> [Work required]: Wherever the word "title" turns up in a line of the entries, copy that line.

> [Input rows]:
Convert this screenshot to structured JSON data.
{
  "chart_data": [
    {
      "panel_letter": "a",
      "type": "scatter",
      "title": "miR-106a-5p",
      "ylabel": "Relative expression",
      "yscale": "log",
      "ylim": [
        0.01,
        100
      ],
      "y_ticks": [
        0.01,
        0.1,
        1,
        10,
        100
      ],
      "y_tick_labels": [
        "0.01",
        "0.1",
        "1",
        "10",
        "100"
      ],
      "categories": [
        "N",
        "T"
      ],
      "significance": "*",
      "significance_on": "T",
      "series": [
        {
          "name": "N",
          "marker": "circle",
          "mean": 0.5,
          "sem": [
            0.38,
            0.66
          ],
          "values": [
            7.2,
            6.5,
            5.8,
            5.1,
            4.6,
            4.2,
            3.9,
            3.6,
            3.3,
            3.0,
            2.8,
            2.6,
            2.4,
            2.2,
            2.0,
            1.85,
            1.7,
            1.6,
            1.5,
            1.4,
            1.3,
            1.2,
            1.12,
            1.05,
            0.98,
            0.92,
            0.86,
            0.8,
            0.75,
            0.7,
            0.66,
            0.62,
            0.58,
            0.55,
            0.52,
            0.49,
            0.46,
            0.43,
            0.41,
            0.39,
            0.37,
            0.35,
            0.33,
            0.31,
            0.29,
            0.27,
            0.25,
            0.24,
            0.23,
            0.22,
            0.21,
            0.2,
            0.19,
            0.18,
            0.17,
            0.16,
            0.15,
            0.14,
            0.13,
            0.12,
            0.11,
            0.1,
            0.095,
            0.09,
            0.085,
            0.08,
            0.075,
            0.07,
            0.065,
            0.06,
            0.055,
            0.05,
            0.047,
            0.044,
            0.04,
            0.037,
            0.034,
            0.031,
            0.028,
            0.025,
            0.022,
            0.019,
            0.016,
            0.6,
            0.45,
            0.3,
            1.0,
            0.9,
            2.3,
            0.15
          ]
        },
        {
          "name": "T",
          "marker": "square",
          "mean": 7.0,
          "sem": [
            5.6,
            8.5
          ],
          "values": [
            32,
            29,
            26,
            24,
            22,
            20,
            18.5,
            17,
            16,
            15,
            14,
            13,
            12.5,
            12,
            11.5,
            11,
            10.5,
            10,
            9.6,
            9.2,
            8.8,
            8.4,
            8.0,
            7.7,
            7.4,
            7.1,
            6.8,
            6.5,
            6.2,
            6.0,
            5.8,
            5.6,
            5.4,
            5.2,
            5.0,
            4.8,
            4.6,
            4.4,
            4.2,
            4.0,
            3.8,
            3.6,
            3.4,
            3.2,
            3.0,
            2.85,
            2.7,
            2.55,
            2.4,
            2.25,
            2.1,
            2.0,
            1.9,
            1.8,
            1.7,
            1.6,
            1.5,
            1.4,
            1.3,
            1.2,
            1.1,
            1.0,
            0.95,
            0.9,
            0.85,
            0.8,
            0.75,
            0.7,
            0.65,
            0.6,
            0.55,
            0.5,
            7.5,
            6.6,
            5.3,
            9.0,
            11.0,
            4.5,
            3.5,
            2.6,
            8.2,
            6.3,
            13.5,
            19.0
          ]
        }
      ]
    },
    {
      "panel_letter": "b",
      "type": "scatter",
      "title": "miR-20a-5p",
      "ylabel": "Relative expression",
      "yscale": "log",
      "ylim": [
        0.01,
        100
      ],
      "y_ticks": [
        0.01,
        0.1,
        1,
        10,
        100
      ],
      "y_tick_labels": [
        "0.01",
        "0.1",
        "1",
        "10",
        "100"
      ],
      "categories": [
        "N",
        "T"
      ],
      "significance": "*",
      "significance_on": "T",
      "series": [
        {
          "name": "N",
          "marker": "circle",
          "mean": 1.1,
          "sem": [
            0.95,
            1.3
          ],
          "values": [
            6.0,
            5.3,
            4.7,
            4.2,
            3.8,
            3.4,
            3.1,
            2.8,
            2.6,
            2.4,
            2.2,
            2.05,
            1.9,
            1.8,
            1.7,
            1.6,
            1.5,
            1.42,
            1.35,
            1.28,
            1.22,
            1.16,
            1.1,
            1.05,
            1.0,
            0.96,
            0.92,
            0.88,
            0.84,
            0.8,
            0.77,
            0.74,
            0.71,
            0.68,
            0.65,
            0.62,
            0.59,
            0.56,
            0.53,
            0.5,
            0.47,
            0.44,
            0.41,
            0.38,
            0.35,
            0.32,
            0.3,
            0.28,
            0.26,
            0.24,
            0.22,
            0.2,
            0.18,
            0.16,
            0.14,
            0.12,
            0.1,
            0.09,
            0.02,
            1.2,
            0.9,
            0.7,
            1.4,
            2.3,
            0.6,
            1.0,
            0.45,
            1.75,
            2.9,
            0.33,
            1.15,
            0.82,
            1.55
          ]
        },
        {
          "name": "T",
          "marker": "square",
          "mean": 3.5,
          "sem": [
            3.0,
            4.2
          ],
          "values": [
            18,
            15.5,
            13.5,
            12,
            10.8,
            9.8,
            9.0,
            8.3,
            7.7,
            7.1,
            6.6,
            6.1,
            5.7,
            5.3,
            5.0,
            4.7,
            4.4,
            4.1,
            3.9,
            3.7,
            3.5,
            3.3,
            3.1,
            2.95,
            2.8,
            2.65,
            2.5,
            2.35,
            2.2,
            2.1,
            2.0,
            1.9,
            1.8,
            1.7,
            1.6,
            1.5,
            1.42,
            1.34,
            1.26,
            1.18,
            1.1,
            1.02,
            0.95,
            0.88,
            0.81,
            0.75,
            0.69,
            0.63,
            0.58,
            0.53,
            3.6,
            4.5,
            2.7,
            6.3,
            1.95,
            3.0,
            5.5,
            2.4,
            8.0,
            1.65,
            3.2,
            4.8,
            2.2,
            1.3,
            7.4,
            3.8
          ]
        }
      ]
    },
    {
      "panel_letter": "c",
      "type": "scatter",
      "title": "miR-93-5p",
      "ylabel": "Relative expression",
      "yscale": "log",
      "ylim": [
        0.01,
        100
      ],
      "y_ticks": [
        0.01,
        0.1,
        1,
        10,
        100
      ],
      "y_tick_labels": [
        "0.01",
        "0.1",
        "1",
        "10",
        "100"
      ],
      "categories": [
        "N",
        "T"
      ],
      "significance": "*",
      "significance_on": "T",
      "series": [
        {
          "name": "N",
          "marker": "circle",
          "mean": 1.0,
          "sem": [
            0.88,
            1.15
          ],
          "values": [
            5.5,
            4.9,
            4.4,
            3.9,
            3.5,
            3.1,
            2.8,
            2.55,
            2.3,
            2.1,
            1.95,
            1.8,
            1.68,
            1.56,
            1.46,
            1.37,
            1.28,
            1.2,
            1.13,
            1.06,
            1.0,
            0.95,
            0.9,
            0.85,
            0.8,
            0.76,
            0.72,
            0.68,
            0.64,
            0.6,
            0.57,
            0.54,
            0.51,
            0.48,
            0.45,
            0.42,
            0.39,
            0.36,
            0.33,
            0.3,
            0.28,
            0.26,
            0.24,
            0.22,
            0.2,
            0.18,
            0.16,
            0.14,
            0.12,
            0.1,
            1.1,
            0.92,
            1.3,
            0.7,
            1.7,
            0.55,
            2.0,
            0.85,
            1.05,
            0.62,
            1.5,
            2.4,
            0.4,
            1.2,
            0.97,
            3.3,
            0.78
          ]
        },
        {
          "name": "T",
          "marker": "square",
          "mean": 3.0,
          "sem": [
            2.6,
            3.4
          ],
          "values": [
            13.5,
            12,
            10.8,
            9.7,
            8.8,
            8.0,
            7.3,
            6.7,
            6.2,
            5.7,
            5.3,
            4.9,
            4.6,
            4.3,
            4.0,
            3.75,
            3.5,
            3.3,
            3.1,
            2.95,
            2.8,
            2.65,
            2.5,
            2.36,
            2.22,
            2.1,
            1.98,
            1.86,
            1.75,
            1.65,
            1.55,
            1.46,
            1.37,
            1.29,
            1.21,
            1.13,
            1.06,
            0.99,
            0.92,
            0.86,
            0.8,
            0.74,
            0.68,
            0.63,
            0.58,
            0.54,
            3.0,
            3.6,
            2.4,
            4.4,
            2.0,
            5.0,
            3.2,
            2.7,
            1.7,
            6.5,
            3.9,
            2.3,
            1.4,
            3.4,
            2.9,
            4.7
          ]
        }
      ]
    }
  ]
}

> [Correct response]:
      "title": "miR-106a-5p",
      "title": "miR-20a-5p",
      "title": "miR-93-5p",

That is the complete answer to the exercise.